Below are some records; repeat them all exactly, minus the pictures.
--------------------
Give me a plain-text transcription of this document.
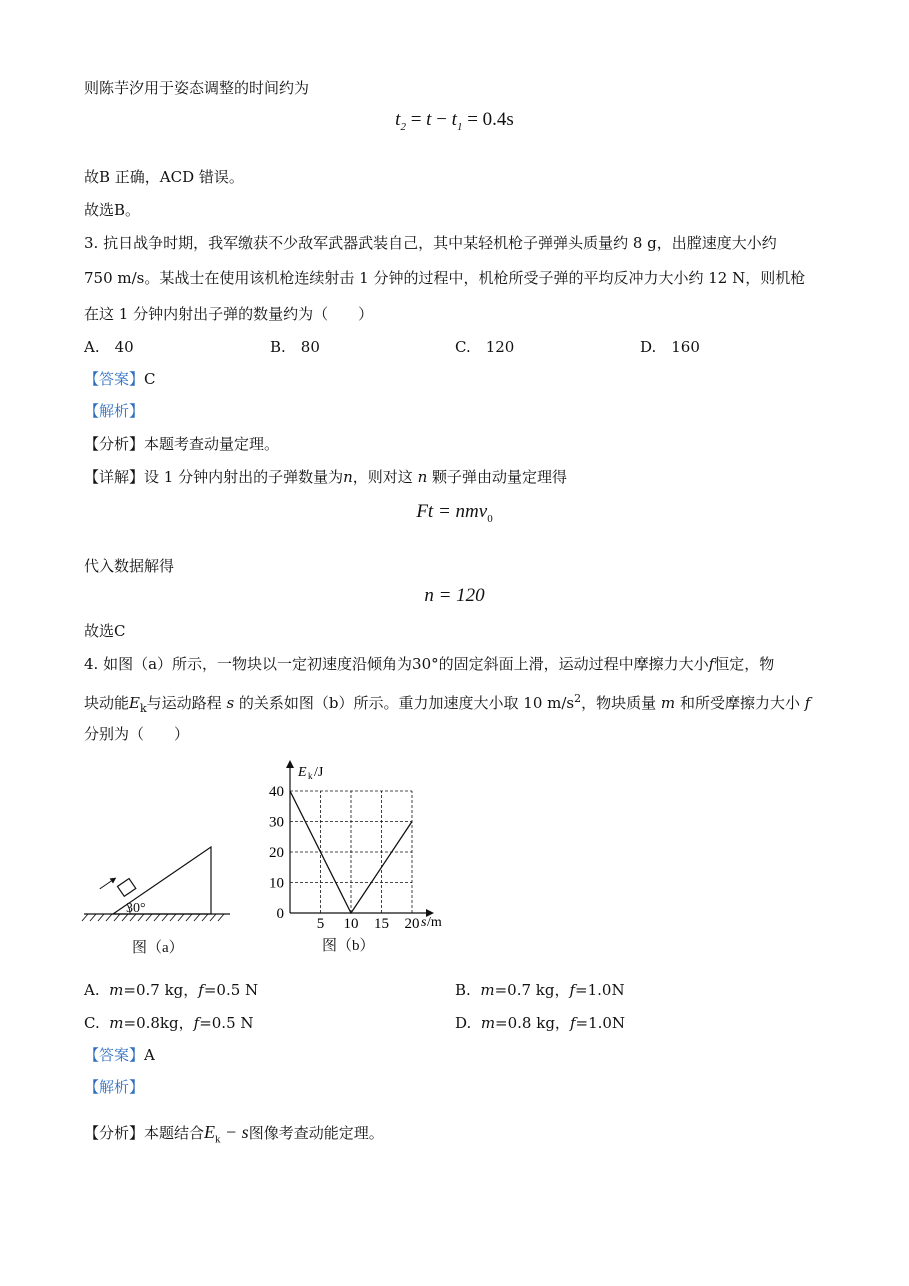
则陈芋汐用于姿态调整的时间约为
$t_2 = t - t_1 = 0.4s$
故B 正确，ACD 错误。
故选B。
3. 抗日战争时期，我军缴获不少敌军武器武装自己，其中某轻机枪子弹弹头质量约 8 g，出膛速度大小约
750 m/s。某战士在使用该机枪连续射击 1 分钟的过程中，机枪所受子弹的平均反冲力大小约 12 N，则机枪
在这 1 分钟内射出子弹的数量约为（　　）
A.　40	B.　80	C.　120	D.　160
【答案】C
【解析】
【分析】本题考查动量定理。
【详解】设 1 分钟内射出的子弹数量为n，则对这 n 颗子弹由动量定理得
Ft = nmv$_0$
代入数据解得
n = 120
故选C
4. 如图（a）所示，一物块以一定初速度沿倾角为30°的固定斜面上滑，运动过程中摩擦力大小f恒定，物
块动能$E_k$与运动路程 s 的关系如图（b）所示。重力加速度大小取 10 $m/s^2$，物块质量 m 和所受摩擦力大小 f
分别为（　　）
30°
图（a）
E k /J
s /m
0
10
20
30
40
5 10 15 20
图（b）
A. m=0.7 kg，f=0.5 N	B. m=0.7 kg，f=1.0N
C. m=0.8kg，f=0.5 N	D. m=0.8 kg，f=1.0N
【答案】A
【解析】
【分析】本题结合$E_k - s$图像考查动能定理。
--------------------
_TASK RESPONSE_:
Give me a plain-text transcription of this document.
则陈芋汐用于姿态调整的时间约为
$t_2 = t - t_1 = 0.4s$
故B 正确，ACD 错误。
故选B。
3. 抗日战争时期，我军缴获不少敌军武器武装自己，其中某轻机枪子弹弹头质量约 8 g，出膛速度大小约
750 m/s。某战士在使用该机枪连续射击 1 分钟的过程中，机枪所受子弹的平均反冲力大小约 12 N，则机枪
在这 1 分钟内射出子弹的数量约为（　　）
A.　40	B.　80	C.　120	D.　160
【答案】C
【解析】
【分析】本题考查动量定理。
【详解】设 1 分钟内射出的子弹数量为n，则对这 n 颗子弹由动量定理得
Ft = nmv$_0$
代入数据解得
n = 120
故选C
4. 如图（a）所示，一物块以一定初速度沿倾角为30°的固定斜面上滑，运动过程中摩擦力大小f恒定，物
块动能$E_k$与运动路程 s 的关系如图（b）所示。重力加速度大小取 10 $m/s^2$，物块质量 m 和所受摩擦力大小 f
分别为（　　）
30°
图（a）
E k /J
s /m
0
10
20
30
40
5 10 15 20
图（b）
A. m=0.7 kg，f=0.5 N	B. m=0.7 kg，f=1.0N
C. m=0.8kg，f=0.5 N	D. m=0.8 kg，f=1.0N
【答案】A
【解析】
【分析】本题结合$E_k - s$图像考查动能定理。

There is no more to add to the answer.